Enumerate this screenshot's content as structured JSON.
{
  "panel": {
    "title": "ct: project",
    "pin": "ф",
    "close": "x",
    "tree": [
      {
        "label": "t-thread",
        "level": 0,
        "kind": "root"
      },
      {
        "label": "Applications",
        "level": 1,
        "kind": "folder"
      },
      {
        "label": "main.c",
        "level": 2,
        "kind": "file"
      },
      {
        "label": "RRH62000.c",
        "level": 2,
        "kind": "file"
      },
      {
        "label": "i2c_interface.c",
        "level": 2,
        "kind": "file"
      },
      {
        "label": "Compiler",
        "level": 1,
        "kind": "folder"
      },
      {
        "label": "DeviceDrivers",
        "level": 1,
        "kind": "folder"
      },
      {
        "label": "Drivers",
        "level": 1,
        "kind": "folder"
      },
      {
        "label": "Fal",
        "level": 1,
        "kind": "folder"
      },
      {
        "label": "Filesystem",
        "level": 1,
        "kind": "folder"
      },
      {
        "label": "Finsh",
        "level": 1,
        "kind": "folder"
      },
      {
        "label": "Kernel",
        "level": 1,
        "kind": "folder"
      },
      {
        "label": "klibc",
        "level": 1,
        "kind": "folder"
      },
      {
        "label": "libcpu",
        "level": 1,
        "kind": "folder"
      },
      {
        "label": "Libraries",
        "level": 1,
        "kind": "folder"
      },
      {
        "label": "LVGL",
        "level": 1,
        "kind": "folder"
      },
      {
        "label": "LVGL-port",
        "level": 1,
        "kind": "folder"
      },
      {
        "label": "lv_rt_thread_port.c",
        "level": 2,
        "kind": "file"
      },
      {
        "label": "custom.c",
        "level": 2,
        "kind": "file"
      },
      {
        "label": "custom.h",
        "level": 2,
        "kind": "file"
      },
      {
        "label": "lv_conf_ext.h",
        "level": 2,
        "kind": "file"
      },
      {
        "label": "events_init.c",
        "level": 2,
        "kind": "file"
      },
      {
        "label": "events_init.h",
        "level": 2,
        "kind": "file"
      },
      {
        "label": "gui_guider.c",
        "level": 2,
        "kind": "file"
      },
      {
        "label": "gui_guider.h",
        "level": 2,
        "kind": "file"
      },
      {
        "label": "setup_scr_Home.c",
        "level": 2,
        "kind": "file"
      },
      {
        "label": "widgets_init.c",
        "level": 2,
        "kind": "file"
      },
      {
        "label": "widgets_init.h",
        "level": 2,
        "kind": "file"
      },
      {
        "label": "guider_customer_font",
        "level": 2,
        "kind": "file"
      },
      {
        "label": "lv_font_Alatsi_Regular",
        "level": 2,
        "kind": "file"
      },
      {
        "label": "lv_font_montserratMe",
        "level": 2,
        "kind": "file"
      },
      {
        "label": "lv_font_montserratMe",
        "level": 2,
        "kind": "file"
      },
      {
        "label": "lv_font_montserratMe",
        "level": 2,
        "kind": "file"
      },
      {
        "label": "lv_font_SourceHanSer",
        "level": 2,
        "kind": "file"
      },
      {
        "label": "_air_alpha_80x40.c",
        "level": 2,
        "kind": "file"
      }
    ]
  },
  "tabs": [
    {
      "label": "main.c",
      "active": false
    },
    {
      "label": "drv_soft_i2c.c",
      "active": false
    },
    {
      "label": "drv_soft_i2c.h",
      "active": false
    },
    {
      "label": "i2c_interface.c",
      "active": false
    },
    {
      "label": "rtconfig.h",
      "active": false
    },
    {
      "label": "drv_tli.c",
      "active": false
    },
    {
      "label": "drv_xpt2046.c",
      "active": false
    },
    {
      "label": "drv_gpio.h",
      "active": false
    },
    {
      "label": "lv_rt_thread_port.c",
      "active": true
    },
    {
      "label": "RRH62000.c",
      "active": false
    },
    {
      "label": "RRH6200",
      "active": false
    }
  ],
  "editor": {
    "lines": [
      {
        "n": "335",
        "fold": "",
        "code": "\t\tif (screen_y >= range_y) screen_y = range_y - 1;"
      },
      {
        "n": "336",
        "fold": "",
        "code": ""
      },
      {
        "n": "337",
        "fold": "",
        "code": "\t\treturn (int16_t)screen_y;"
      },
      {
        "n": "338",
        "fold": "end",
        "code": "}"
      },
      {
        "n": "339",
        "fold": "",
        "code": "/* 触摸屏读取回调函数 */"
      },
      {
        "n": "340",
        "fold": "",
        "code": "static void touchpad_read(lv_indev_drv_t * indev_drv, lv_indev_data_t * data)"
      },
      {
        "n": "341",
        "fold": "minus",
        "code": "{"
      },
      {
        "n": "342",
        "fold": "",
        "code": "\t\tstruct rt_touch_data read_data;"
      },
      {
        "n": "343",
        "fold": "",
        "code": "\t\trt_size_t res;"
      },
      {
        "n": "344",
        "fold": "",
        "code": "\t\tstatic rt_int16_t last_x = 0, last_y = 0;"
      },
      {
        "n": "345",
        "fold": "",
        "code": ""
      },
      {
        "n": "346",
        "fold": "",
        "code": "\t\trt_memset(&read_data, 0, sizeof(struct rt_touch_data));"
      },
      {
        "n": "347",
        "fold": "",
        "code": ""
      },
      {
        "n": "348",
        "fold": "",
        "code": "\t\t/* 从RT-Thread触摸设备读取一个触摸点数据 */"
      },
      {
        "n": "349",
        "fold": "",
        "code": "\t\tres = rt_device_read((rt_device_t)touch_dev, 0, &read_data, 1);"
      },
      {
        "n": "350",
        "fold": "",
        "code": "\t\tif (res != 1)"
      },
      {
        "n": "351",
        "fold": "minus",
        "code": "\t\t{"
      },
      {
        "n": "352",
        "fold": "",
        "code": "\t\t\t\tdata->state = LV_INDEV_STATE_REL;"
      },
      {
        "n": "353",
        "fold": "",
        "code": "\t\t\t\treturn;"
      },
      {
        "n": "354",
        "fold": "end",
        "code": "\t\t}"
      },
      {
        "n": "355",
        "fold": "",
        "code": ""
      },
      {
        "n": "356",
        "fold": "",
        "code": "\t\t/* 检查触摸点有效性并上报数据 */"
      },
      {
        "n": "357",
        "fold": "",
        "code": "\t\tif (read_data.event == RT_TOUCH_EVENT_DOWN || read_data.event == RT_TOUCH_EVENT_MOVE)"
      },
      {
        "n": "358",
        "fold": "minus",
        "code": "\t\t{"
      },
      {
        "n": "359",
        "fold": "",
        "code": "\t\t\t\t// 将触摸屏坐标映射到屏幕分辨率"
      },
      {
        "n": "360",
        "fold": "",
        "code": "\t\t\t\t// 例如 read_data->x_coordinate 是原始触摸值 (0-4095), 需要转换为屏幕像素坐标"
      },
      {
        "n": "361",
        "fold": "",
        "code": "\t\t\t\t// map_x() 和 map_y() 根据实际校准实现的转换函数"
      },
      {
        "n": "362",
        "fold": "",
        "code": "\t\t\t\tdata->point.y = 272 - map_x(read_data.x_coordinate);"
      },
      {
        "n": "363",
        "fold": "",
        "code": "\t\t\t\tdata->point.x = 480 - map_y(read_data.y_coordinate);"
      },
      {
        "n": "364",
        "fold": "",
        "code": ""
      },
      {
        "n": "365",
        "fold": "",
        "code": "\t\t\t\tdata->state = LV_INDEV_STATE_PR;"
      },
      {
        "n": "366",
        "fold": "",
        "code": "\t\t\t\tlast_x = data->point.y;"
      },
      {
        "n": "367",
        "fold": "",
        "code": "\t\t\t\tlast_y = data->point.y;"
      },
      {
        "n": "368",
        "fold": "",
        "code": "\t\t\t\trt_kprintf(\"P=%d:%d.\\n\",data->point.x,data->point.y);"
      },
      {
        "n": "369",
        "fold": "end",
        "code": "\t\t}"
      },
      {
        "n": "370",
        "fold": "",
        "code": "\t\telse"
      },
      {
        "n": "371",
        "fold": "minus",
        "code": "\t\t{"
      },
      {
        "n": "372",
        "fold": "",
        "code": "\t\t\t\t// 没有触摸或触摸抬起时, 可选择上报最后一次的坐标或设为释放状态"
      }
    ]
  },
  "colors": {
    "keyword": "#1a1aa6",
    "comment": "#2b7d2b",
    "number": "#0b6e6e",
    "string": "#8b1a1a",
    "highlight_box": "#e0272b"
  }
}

__EXERCISE DIRECTIONS__: Write out every line of the preceding listing that contains "treturn".

__SOLUTION TO THIS TASK__:
        "code": "\t\treturn (int16_t)screen_y;"
        "code": "\t\t\t\treturn;"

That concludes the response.